EXERCISE BRIEF :: Copy out all the entries word for word.

ENTRIES SUPPLIED ::

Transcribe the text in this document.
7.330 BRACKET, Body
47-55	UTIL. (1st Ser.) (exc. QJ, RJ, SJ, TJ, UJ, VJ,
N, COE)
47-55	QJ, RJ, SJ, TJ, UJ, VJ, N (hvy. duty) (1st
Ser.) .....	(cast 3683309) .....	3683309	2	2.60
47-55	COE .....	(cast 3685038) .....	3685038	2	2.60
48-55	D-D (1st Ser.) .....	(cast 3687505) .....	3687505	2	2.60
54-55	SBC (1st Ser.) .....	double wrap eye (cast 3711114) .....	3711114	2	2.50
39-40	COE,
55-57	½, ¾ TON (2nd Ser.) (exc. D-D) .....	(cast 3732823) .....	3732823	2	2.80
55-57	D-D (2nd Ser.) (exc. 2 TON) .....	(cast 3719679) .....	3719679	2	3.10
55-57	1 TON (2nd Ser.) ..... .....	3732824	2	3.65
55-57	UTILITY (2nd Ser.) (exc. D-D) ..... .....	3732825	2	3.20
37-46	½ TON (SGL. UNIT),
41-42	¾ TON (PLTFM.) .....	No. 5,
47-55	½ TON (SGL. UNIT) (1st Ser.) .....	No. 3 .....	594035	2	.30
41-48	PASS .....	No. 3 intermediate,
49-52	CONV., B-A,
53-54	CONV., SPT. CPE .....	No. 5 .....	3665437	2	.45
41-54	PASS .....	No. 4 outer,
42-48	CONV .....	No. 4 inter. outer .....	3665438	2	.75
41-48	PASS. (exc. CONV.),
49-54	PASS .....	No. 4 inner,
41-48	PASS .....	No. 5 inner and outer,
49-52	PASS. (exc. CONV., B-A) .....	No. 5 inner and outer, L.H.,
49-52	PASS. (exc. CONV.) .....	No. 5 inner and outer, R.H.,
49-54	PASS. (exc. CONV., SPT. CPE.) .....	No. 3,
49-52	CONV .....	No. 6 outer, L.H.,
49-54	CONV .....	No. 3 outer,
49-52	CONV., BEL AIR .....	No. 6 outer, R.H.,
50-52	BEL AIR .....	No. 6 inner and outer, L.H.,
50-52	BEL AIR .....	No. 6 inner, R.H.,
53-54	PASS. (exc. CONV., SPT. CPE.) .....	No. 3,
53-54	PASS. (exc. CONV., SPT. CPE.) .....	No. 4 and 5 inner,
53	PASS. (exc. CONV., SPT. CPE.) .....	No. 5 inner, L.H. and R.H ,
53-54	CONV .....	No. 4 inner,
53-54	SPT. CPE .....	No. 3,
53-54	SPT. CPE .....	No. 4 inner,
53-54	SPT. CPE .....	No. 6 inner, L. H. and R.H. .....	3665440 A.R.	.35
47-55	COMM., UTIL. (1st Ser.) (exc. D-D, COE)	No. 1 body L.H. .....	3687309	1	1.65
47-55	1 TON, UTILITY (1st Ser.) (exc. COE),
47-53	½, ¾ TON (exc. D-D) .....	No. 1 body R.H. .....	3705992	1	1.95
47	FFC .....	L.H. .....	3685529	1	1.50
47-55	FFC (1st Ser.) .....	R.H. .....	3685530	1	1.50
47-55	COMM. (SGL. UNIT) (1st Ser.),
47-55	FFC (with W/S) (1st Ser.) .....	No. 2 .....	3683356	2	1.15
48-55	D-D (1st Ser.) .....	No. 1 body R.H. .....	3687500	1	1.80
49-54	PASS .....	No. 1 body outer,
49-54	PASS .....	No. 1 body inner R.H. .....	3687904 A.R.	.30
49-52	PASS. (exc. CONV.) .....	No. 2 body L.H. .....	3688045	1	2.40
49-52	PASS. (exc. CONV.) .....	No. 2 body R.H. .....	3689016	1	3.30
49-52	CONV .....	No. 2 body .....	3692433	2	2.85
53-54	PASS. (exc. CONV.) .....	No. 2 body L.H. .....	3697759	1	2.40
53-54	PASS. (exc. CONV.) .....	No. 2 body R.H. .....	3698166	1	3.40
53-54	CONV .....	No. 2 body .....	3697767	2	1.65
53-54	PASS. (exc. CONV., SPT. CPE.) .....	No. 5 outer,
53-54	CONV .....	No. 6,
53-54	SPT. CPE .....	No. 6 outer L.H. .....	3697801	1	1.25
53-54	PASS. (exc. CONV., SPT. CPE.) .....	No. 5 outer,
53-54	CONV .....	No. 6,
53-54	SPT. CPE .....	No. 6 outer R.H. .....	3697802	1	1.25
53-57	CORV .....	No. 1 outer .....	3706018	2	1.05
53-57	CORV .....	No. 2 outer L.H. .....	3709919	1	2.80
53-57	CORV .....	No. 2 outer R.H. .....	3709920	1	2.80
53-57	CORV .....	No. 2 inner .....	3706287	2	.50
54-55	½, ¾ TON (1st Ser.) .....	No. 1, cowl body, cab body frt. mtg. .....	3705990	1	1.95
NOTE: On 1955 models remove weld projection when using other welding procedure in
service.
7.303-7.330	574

RIGHT ANSWER ::
Transcribe the text in this document.
7.330 BRACKET, Body
47-55	UTIL. (1st Ser.) (exc. QJ, RJ, SJ, TJ, UJ, VJ,
N, COE)
47-55	QJ, RJ, SJ, TJ, UJ, VJ, N (hvy. duty) (1st
Ser.) .....	(cast 3683309) .....	3683309	2	2.60
47-55	COE .....	(cast 3685038) .....	3685038	2	2.60
48-55	D-D (1st Ser.) .....	(cast 3687505) .....	3687505	2	2.60
54-55	SBC (1st Ser.) .....	double wrap eye (cast 3711114) .....	3711114	2	2.50
39-40	COE,
55-57	½, ¾ TON (2nd Ser.) (exc. D-D) .....	(cast 3732823) .....	3732823	2	2.80
55-57	D-D (2nd Ser.) (exc. 2 TON) .....	(cast 3719679) .....	3719679	2	3.10
55-57	1 TON (2nd Ser.) ..... .....	3732824	2	3.65
55-57	UTILITY (2nd Ser.) (exc. D-D) ..... .....	3732825	2	3.20
37-46	½ TON (SGL. UNIT),
41-42	¾ TON (PLTFM.) .....	No. 5,
47-55	½ TON (SGL. UNIT) (1st Ser.) .....	No. 3 .....	594035	2	.30
41-48	PASS .....	No. 3 intermediate,
49-52	CONV., B-A,
53-54	CONV., SPT. CPE .....	No. 5 .....	3665437	2	.45
41-54	PASS .....	No. 4 outer,
42-48	CONV .....	No. 4 inter. outer .....	3665438	2	.75
41-48	PASS. (exc. CONV.),
49-54	PASS .....	No. 4 inner,
41-48	PASS .....	No. 5 inner and outer,
49-52	PASS. (exc. CONV., B-A) .....	No. 5 inner and outer, L.H.,
49-52	PASS. (exc. CONV.) .....	No. 5 inner and outer, R.H.,
49-54	PASS. (exc. CONV., SPT. CPE.) .....	No. 3,
49-52	CONV .....	No. 6 outer, L.H.,
49-54	CONV .....	No. 3 outer,
49-52	CONV., BEL AIR .....	No. 6 outer, R.H.,
50-52	BEL AIR .....	No. 6 inner and outer, L.H.,
50-52	BEL AIR .....	No. 6 inner, R.H.,
53-54	PASS. (exc. CONV., SPT. CPE.) .....	No. 3,
53-54	PASS. (exc. CONV., SPT. CPE.) .....	No. 4 and 5 inner,
53	PASS. (exc. CONV., SPT. CPE.) .....	No. 5 inner, L.H. and R.H ,
53-54	CONV .....	No. 4 inner,
53-54	SPT. CPE .....	No. 3,
53-54	SPT. CPE .....	No. 4 inner,
53-54	SPT. CPE .....	No. 6 inner, L. H. and R.H. .....	3665440 A.R.	.35
47-55	COMM., UTIL. (1st Ser.) (exc. D-D, COE)	No. 1 body L.H. .....	3687309	1	1.65
47-55	1 TON, UTILITY (1st Ser.) (exc. COE),
47-53	½, ¾ TON (exc. D-D) .....	No. 1 body R.H. .....	3705992	1	1.95
47	FFC .....	L.H. .....	3685529	1	1.50
47-55	FFC (1st Ser.) .....	R.H. .....	3685530	1	1.50
47-55	COMM. (SGL. UNIT) (1st Ser.),
47-55	FFC (with W/S) (1st Ser.) .....	No. 2 .....	3683356	2	1.15
48-55	D-D (1st Ser.) .....	No. 1 body R.H. .....	3687500	1	1.80
49-54	PASS .....	No. 1 body outer,
49-54	PASS .....	No. 1 body inner R.H. .....	3687904 A.R.	.30
49-52	PASS. (exc. CONV.) .....	No. 2 body L.H. .....	3688045	1	2.40
49-52	PASS. (exc. CONV.) .....	No. 2 body R.H. .....	3689016	1	3.30
49-52	CONV .....	No. 2 body .....	3692433	2	2.85
53-54	PASS. (exc. CONV.) .....	No. 2 body L.H. .....	3697759	1	2.40
53-54	PASS. (exc. CONV.) .....	No. 2 body R.H. .....	3698166	1	3.40
53-54	CONV .....	No. 2 body .....	3697767	2	1.65
53-54	PASS. (exc. CONV., SPT. CPE.) .....	No. 5 outer,
53-54	CONV .....	No. 6,
53-54	SPT. CPE .....	No. 6 outer L.H. .....	3697801	1	1.25
53-54	PASS. (exc. CONV., SPT. CPE.) .....	No. 5 outer,
53-54	CONV .....	No. 6,
53-54	SPT. CPE .....	No. 6 outer R.H. .....	3697802	1	1.25
53-57	CORV .....	No. 1 outer .....	3706018	2	1.05
53-57	CORV .....	No. 2 outer L.H. .....	3709919	1	2.80
53-57	CORV .....	No. 2 outer R.H. .....	3709920	1	2.80
53-57	CORV .....	No. 2 inner .....	3706287	2	.50
54-55	½, ¾ TON (1st Ser.) .....	No. 1, cowl body, cab body frt. mtg. .....	3705990	1	1.95
NOTE: On 1955 models remove weld projection when using other welding procedure in
service.
7.303-7.330	574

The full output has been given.